**Prompt**
Where a line holds "portafoglio", copy it.

Figure collection entries:
=======
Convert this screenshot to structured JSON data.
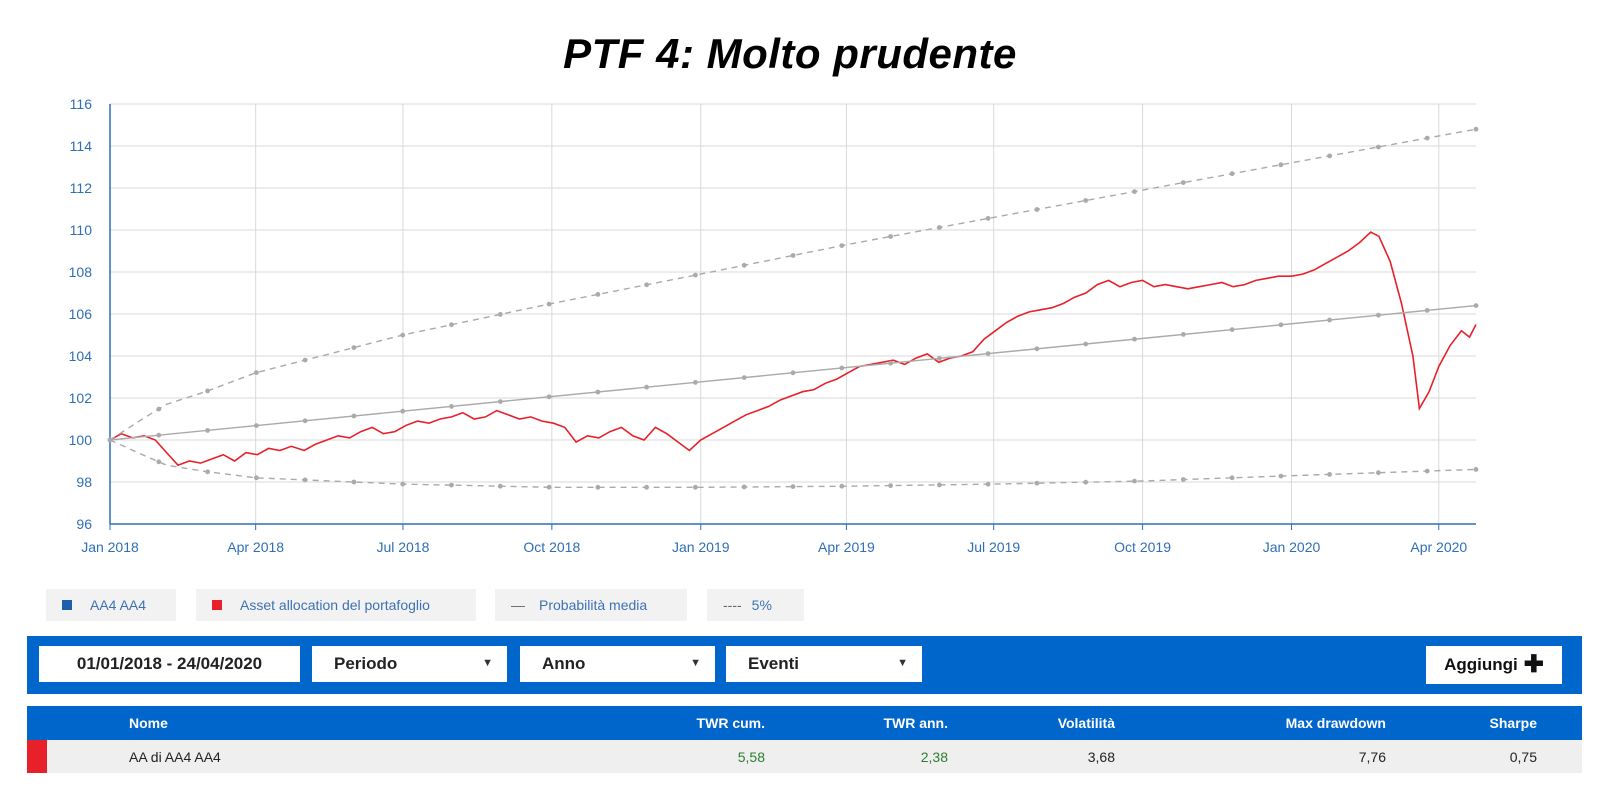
{
  "title": "PTF 4: Molto prudente",
  "chart_data": {
    "type": "line",
    "ylim": [
      96,
      116
    ],
    "y_ticks": [
      "96",
      "98",
      "100",
      "102",
      "104",
      "106",
      "108",
      "110",
      "112",
      "114",
      "116"
    ],
    "x_ticks": [
      {
        "label": "Jan 2018",
        "date": "2018-01-01"
      },
      {
        "label": "Apr 2018",
        "date": "2018-04-01"
      },
      {
        "label": "Jul 2018",
        "date": "2018-07-01"
      },
      {
        "label": "Oct 2018",
        "date": "2018-10-01"
      },
      {
        "label": "Jan 2019",
        "date": "2019-01-01"
      },
      {
        "label": "Apr 2019",
        "date": "2019-04-01"
      },
      {
        "label": "Jul 2019",
        "date": "2019-07-01"
      },
      {
        "label": "Oct 2019",
        "date": "2019-10-01"
      },
      {
        "label": "Jan 2020",
        "date": "2020-01-01"
      },
      {
        "label": "Apr 2020",
        "date": "2020-04-01"
      }
    ],
    "x_range": [
      "2018-01-01",
      "2020-04-24"
    ],
    "series": [
      {
        "name": "Asset allocation del portafoglio",
        "color": "#e8202a",
        "points": [
          [
            "2018-01-01",
            100.0
          ],
          [
            "2018-01-08",
            100.3
          ],
          [
            "2018-01-15",
            100.1
          ],
          [
            "2018-01-22",
            100.2
          ],
          [
            "2018-01-29",
            100.0
          ],
          [
            "2018-02-05",
            99.4
          ],
          [
            "2018-02-12",
            98.8
          ],
          [
            "2018-02-19",
            99.0
          ],
          [
            "2018-02-26",
            98.9
          ],
          [
            "2018-03-05",
            99.1
          ],
          [
            "2018-03-12",
            99.3
          ],
          [
            "2018-03-19",
            99.0
          ],
          [
            "2018-03-26",
            99.4
          ],
          [
            "2018-04-02",
            99.3
          ],
          [
            "2018-04-09",
            99.6
          ],
          [
            "2018-04-16",
            99.5
          ],
          [
            "2018-04-23",
            99.7
          ],
          [
            "2018-05-01",
            99.5
          ],
          [
            "2018-05-08",
            99.8
          ],
          [
            "2018-05-15",
            100.0
          ],
          [
            "2018-05-22",
            100.2
          ],
          [
            "2018-05-29",
            100.1
          ],
          [
            "2018-06-05",
            100.4
          ],
          [
            "2018-06-12",
            100.6
          ],
          [
            "2018-06-19",
            100.3
          ],
          [
            "2018-06-26",
            100.4
          ],
          [
            "2018-07-03",
            100.7
          ],
          [
            "2018-07-10",
            100.9
          ],
          [
            "2018-07-17",
            100.8
          ],
          [
            "2018-07-24",
            101.0
          ],
          [
            "2018-07-31",
            101.1
          ],
          [
            "2018-08-07",
            101.3
          ],
          [
            "2018-08-14",
            101.0
          ],
          [
            "2018-08-21",
            101.1
          ],
          [
            "2018-08-28",
            101.4
          ],
          [
            "2018-09-04",
            101.2
          ],
          [
            "2018-09-11",
            101.0
          ],
          [
            "2018-09-18",
            101.1
          ],
          [
            "2018-09-25",
            100.9
          ],
          [
            "2018-10-02",
            100.8
          ],
          [
            "2018-10-09",
            100.6
          ],
          [
            "2018-10-16",
            99.9
          ],
          [
            "2018-10-23",
            100.2
          ],
          [
            "2018-10-30",
            100.1
          ],
          [
            "2018-11-06",
            100.4
          ],
          [
            "2018-11-13",
            100.6
          ],
          [
            "2018-11-20",
            100.2
          ],
          [
            "2018-11-27",
            100.0
          ],
          [
            "2018-12-04",
            100.6
          ],
          [
            "2018-12-11",
            100.3
          ],
          [
            "2018-12-18",
            99.9
          ],
          [
            "2018-12-25",
            99.5
          ],
          [
            "2019-01-01",
            100.0
          ],
          [
            "2019-01-08",
            100.3
          ],
          [
            "2019-01-15",
            100.6
          ],
          [
            "2019-01-22",
            100.9
          ],
          [
            "2019-01-29",
            101.2
          ],
          [
            "2019-02-05",
            101.4
          ],
          [
            "2019-02-12",
            101.6
          ],
          [
            "2019-02-19",
            101.9
          ],
          [
            "2019-02-26",
            102.1
          ],
          [
            "2019-03-05",
            102.3
          ],
          [
            "2019-03-12",
            102.4
          ],
          [
            "2019-03-19",
            102.7
          ],
          [
            "2019-03-26",
            102.9
          ],
          [
            "2019-04-02",
            103.2
          ],
          [
            "2019-04-09",
            103.5
          ],
          [
            "2019-04-16",
            103.6
          ],
          [
            "2019-04-23",
            103.7
          ],
          [
            "2019-04-30",
            103.8
          ],
          [
            "2019-05-07",
            103.6
          ],
          [
            "2019-05-14",
            103.9
          ],
          [
            "2019-05-21",
            104.1
          ],
          [
            "2019-05-28",
            103.7
          ],
          [
            "2019-06-04",
            103.9
          ],
          [
            "2019-06-11",
            104.0
          ],
          [
            "2019-06-18",
            104.2
          ],
          [
            "2019-06-25",
            104.8
          ],
          [
            "2019-07-02",
            105.2
          ],
          [
            "2019-07-09",
            105.6
          ],
          [
            "2019-07-16",
            105.9
          ],
          [
            "2019-07-23",
            106.1
          ],
          [
            "2019-07-30",
            106.2
          ],
          [
            "2019-08-06",
            106.3
          ],
          [
            "2019-08-13",
            106.5
          ],
          [
            "2019-08-20",
            106.8
          ],
          [
            "2019-08-27",
            107.0
          ],
          [
            "2019-09-03",
            107.4
          ],
          [
            "2019-09-10",
            107.6
          ],
          [
            "2019-09-17",
            107.3
          ],
          [
            "2019-09-24",
            107.5
          ],
          [
            "2019-10-01",
            107.6
          ],
          [
            "2019-10-08",
            107.3
          ],
          [
            "2019-10-15",
            107.4
          ],
          [
            "2019-10-22",
            107.3
          ],
          [
            "2019-10-29",
            107.2
          ],
          [
            "2019-11-05",
            107.3
          ],
          [
            "2019-11-12",
            107.4
          ],
          [
            "2019-11-19",
            107.5
          ],
          [
            "2019-11-26",
            107.3
          ],
          [
            "2019-12-03",
            107.4
          ],
          [
            "2019-12-10",
            107.6
          ],
          [
            "2019-12-17",
            107.7
          ],
          [
            "2019-12-24",
            107.8
          ],
          [
            "2020-01-01",
            107.8
          ],
          [
            "2020-01-08",
            107.9
          ],
          [
            "2020-01-15",
            108.1
          ],
          [
            "2020-01-22",
            108.4
          ],
          [
            "2020-01-29",
            108.7
          ],
          [
            "2020-02-05",
            109.0
          ],
          [
            "2020-02-12",
            109.4
          ],
          [
            "2020-02-19",
            109.9
          ],
          [
            "2020-02-24",
            109.7
          ],
          [
            "2020-03-02",
            108.5
          ],
          [
            "2020-03-09",
            106.5
          ],
          [
            "2020-03-16",
            104.0
          ],
          [
            "2020-03-20",
            101.5
          ],
          [
            "2020-03-26",
            102.3
          ],
          [
            "2020-04-01",
            103.5
          ],
          [
            "2020-04-08",
            104.5
          ],
          [
            "2020-04-15",
            105.2
          ],
          [
            "2020-04-20",
            104.9
          ],
          [
            "2020-04-24",
            105.5
          ]
        ]
      },
      {
        "name": "Probabilità media",
        "color": "#aaaaaa",
        "points": [
          [
            "2018-01-01",
            100.0
          ],
          [
            "2020-04-24",
            106.4
          ]
        ]
      },
      {
        "name": "5%",
        "color": "#aaaaaa",
        "points": [
          [
            "2018-01-01",
            100.0
          ],
          [
            "2018-01-21",
            101.0
          ],
          [
            "2018-02-05",
            101.7
          ],
          [
            "2018-03-01",
            102.3
          ],
          [
            "2018-04-01",
            103.2
          ],
          [
            "2018-07-01",
            105.0
          ],
          [
            "2018-10-01",
            106.5
          ],
          [
            "2019-01-01",
            107.9
          ],
          [
            "2019-04-01",
            109.3
          ],
          [
            "2019-07-01",
            110.6
          ],
          [
            "2019-10-01",
            111.9
          ],
          [
            "2020-01-01",
            113.2
          ],
          [
            "2020-04-24",
            114.8
          ]
        ]
      },
      {
        "name": "5%",
        "color": "#aaaaaa",
        "points": [
          [
            "2018-01-01",
            100.0
          ],
          [
            "2018-01-21",
            99.3
          ],
          [
            "2018-02-05",
            98.8
          ],
          [
            "2018-03-01",
            98.5
          ],
          [
            "2018-04-01",
            98.2
          ],
          [
            "2018-07-01",
            97.9
          ],
          [
            "2018-10-01",
            97.75
          ],
          [
            "2019-01-01",
            97.75
          ],
          [
            "2019-04-01",
            97.8
          ],
          [
            "2019-07-01",
            97.9
          ],
          [
            "2019-10-01",
            98.05
          ],
          [
            "2020-01-01",
            98.3
          ],
          [
            "2020-04-24",
            98.6
          ]
        ]
      }
    ]
  },
  "legend": [
    {
      "label": "AA4 AA4",
      "color": "#1d5fa8",
      "glyph": ""
    },
    {
      "label": "Asset allocation del portafoglio",
      "color": "#e8202a",
      "glyph": ""
    },
    {
      "label": "Probabilità media",
      "color": "",
      "glyph": "—"
    },
    {
      "label": "5%",
      "color": "",
      "glyph": "----"
    }
  ],
  "toolbar": {
    "date_range": "01/01/2018 - 24/04/2020",
    "periodo": "Periodo",
    "anno": "Anno",
    "eventi": "Eventi",
    "add_label": "Aggiungi",
    "add_icon": "plus-icon",
    "dropdown_icon": "caret-down-icon"
  },
  "table": {
    "headers": {
      "nome": "Nome",
      "twr_cum": "TWR cum.",
      "twr_ann": "TWR ann.",
      "volatilita": "Volatilità",
      "max_drawdown": "Max drawdown",
      "sharpe": "Sharpe"
    },
    "rows": [
      {
        "color": "#e8202a",
        "nome": "AA di AA4 AA4",
        "twr_cum": "5,58",
        "twr_ann": "2,38",
        "volatilita": "3,68",
        "max_drawdown": "7,76",
        "sharpe": "0,75"
      }
    ]
  }
}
=======
**Answer for this exercise**
        "name": "Asset allocation del portafoglio",
      "label": "Asset allocation del portafoglio",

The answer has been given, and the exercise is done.